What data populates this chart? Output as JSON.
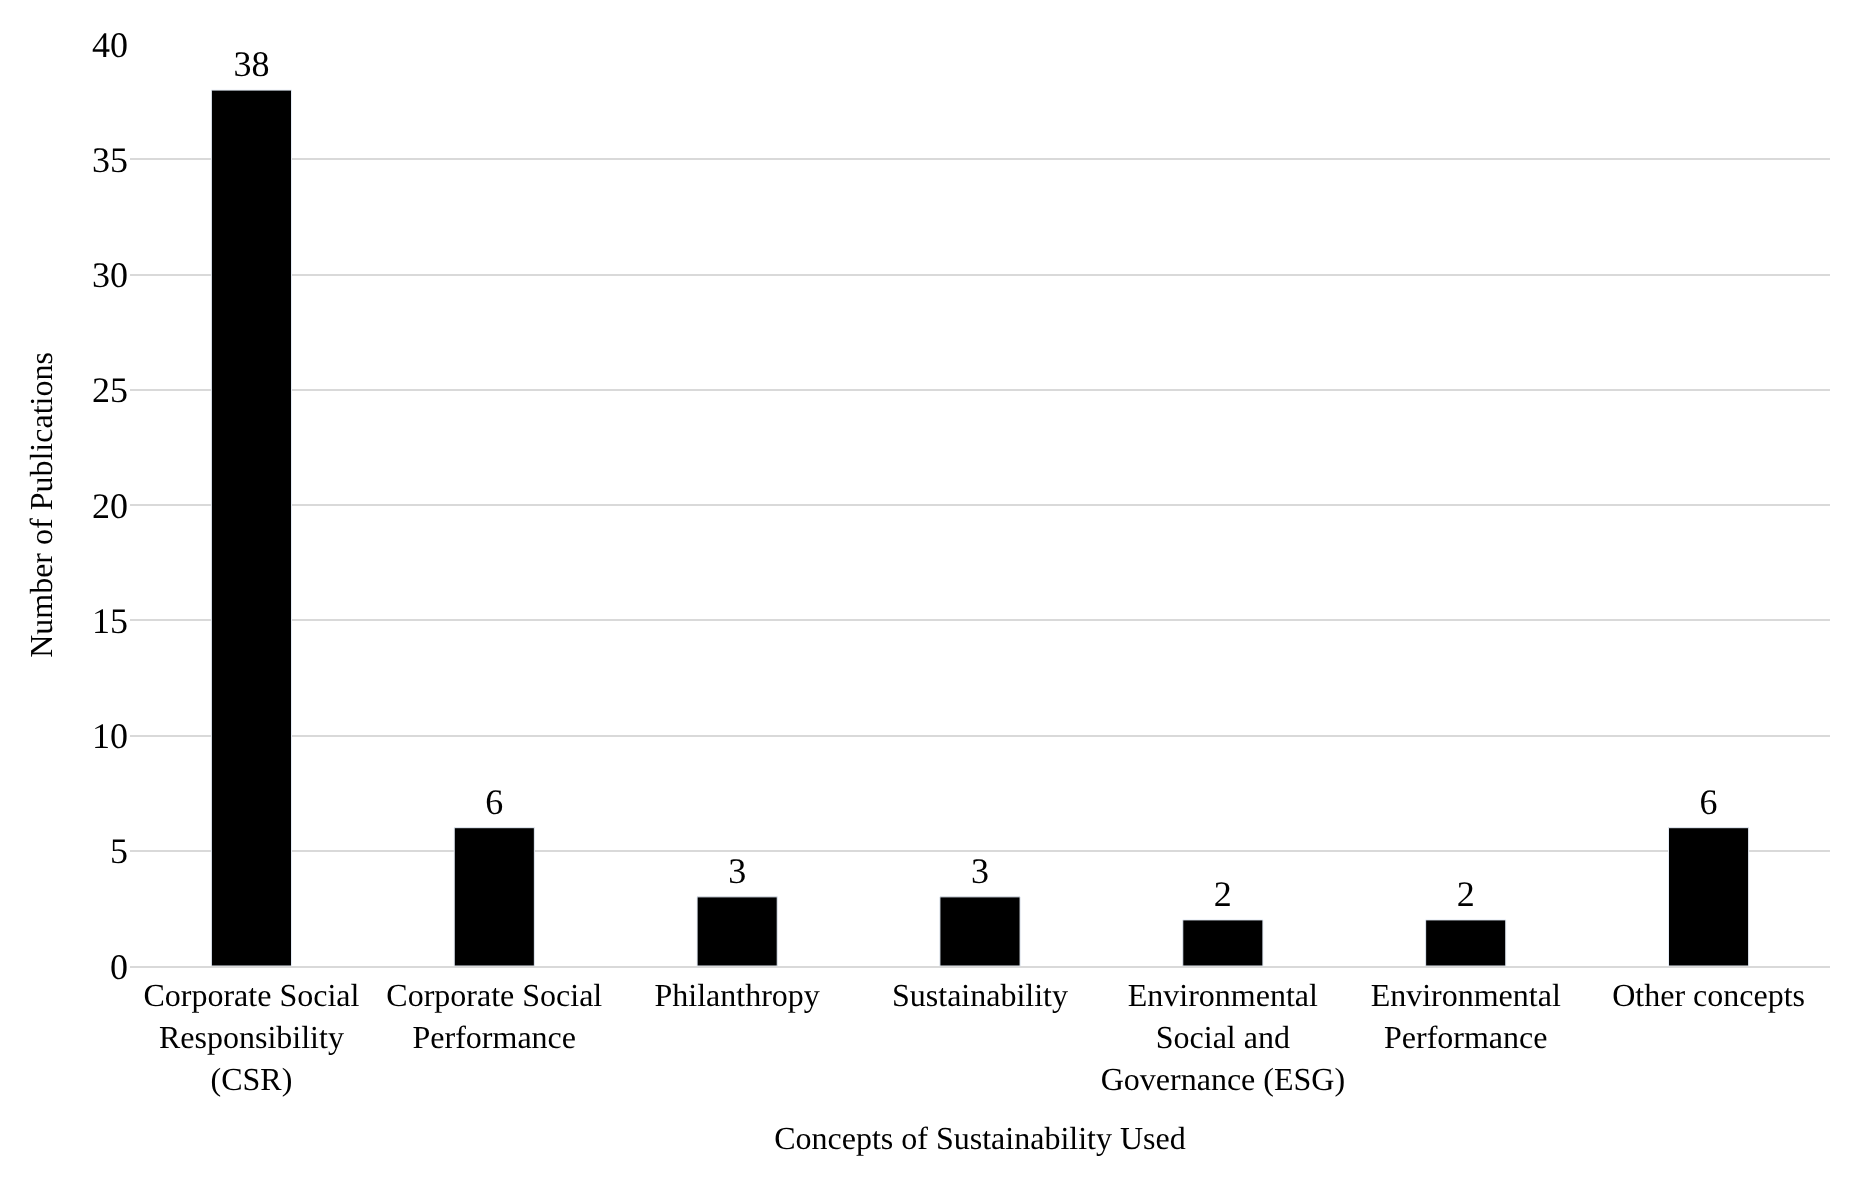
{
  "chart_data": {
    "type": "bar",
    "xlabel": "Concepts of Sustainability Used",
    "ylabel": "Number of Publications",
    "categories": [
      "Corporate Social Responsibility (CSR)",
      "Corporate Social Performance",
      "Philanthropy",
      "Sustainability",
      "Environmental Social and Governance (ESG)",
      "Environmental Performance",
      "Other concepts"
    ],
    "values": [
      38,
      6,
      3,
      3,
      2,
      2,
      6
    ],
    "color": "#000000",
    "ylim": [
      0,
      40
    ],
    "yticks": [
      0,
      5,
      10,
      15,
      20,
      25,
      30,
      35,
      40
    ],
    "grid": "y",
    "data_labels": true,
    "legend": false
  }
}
○ ○ ○ ○ ○
▸ Exercise description
Quote all of the entries word for word, omitting any pictures.

▸ Complete output
What data populates this chart? Output as JSON.
{
  "chart_data": {
    "type": "bar",
    "xlabel": "Concepts of Sustainability Used",
    "ylabel": "Number of Publications",
    "categories": [
      "Corporate Social Responsibility (CSR)",
      "Corporate Social Performance",
      "Philanthropy",
      "Sustainability",
      "Environmental Social and Governance (ESG)",
      "Environmental Performance",
      "Other concepts"
    ],
    "values": [
      38,
      6,
      3,
      3,
      2,
      2,
      6
    ],
    "color": "#000000",
    "ylim": [
      0,
      40
    ],
    "yticks": [
      0,
      5,
      10,
      15,
      20,
      25,
      30,
      35,
      40
    ],
    "grid": "y",
    "data_labels": true,
    "legend": false
  }
}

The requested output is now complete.